▸ Task prompt:
Copy every line in the records below that contains the word "Emissions".

--------------------------------

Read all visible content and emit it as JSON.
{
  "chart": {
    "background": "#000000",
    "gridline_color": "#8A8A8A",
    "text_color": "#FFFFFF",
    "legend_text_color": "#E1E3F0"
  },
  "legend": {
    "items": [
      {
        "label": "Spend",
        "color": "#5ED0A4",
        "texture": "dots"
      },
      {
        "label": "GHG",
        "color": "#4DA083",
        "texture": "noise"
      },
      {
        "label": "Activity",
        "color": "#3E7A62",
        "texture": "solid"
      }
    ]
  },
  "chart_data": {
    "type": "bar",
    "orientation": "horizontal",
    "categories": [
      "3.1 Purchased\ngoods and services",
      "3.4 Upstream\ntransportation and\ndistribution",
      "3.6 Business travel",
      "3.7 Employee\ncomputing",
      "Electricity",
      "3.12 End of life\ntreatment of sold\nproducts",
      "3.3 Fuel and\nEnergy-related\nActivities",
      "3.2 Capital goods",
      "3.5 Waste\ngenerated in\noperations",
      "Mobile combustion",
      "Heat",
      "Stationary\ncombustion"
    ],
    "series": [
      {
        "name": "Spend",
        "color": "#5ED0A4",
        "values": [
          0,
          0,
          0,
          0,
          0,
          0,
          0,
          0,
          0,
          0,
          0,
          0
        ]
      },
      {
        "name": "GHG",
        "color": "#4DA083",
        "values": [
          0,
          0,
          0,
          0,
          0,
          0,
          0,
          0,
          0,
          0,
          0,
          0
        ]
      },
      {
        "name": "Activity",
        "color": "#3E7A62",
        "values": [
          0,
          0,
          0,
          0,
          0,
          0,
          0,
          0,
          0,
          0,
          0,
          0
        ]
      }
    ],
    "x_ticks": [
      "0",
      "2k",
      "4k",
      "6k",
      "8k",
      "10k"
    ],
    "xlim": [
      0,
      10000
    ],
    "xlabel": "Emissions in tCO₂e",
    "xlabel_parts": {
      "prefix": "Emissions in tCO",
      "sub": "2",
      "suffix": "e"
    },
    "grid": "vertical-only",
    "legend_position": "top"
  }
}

--------------------------------

▸ Response below:
    "xlabel": "Emissions in tCO₂e",
      "prefix": "Emissions in tCO",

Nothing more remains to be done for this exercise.